* [OBJECTIVE]
Determine how many lines in these records hold "واردات". Only the number is wanted.

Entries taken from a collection

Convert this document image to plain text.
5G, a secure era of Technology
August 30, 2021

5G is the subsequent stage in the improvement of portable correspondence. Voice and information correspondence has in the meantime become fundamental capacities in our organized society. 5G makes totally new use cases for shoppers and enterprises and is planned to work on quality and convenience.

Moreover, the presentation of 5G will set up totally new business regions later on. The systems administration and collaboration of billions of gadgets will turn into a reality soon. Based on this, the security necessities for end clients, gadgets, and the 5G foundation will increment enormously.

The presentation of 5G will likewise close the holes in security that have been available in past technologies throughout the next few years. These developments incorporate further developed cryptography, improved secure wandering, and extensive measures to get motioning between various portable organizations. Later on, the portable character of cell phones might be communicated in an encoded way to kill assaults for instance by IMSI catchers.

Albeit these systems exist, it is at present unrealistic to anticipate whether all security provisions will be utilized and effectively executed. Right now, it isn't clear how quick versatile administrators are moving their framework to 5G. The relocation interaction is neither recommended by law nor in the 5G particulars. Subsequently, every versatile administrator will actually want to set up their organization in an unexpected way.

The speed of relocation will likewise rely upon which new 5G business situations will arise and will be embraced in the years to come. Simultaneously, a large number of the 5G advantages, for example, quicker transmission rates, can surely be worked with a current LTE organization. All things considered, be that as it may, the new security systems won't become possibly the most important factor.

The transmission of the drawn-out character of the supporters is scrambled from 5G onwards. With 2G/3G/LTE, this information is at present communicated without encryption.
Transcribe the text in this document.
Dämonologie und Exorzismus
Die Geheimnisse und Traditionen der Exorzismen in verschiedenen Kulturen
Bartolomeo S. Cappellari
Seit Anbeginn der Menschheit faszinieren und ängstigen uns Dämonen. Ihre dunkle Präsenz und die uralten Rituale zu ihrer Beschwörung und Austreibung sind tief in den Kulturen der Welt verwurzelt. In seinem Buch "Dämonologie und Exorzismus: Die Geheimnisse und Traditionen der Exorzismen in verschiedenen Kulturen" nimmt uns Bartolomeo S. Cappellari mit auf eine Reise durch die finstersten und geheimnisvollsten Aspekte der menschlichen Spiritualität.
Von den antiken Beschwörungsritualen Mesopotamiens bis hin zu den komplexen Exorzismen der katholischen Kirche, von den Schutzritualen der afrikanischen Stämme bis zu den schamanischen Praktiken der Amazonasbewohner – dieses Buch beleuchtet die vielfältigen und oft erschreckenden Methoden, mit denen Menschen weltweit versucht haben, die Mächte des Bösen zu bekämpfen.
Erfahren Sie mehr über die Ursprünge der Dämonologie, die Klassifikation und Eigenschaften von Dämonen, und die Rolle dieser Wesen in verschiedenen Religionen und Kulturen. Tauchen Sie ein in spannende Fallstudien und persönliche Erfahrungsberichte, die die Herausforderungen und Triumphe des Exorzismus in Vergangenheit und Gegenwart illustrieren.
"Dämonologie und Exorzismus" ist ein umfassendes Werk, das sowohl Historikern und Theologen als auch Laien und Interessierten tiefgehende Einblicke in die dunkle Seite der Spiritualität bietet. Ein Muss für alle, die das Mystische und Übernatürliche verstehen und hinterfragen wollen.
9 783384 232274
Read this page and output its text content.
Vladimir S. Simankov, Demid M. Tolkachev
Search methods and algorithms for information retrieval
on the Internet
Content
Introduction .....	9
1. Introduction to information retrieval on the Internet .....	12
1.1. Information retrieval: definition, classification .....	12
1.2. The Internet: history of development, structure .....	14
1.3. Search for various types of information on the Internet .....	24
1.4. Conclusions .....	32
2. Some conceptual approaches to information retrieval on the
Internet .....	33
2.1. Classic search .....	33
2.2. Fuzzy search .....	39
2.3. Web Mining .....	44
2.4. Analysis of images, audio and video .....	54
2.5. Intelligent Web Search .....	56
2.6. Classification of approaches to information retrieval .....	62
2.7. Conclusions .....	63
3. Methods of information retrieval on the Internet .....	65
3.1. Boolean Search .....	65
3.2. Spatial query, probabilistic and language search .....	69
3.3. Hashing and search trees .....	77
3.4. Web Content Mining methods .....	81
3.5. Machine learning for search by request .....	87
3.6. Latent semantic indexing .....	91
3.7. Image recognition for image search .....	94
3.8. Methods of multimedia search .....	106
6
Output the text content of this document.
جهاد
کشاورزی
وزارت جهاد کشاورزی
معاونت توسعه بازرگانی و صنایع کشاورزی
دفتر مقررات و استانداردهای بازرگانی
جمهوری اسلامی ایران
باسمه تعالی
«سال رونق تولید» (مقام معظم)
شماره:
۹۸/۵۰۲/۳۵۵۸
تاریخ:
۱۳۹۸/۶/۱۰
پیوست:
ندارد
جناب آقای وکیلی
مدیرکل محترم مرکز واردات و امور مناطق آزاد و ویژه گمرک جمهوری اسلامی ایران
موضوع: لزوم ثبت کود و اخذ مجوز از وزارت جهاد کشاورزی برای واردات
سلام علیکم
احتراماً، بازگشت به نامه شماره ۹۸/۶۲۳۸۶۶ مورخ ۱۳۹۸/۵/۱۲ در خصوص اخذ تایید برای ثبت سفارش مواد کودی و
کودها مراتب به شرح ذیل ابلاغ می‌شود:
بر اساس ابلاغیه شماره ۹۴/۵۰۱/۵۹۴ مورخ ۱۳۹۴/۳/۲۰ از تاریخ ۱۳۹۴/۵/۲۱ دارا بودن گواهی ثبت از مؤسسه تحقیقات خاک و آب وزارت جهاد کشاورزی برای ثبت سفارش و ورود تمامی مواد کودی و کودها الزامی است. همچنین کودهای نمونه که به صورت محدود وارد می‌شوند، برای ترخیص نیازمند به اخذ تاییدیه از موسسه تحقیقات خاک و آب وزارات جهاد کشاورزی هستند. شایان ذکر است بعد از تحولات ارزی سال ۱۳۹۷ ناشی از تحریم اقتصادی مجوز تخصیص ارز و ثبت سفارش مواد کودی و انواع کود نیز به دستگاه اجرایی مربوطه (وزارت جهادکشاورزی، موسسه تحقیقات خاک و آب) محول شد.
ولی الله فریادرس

* [RESPONSE TO THE TASK]
2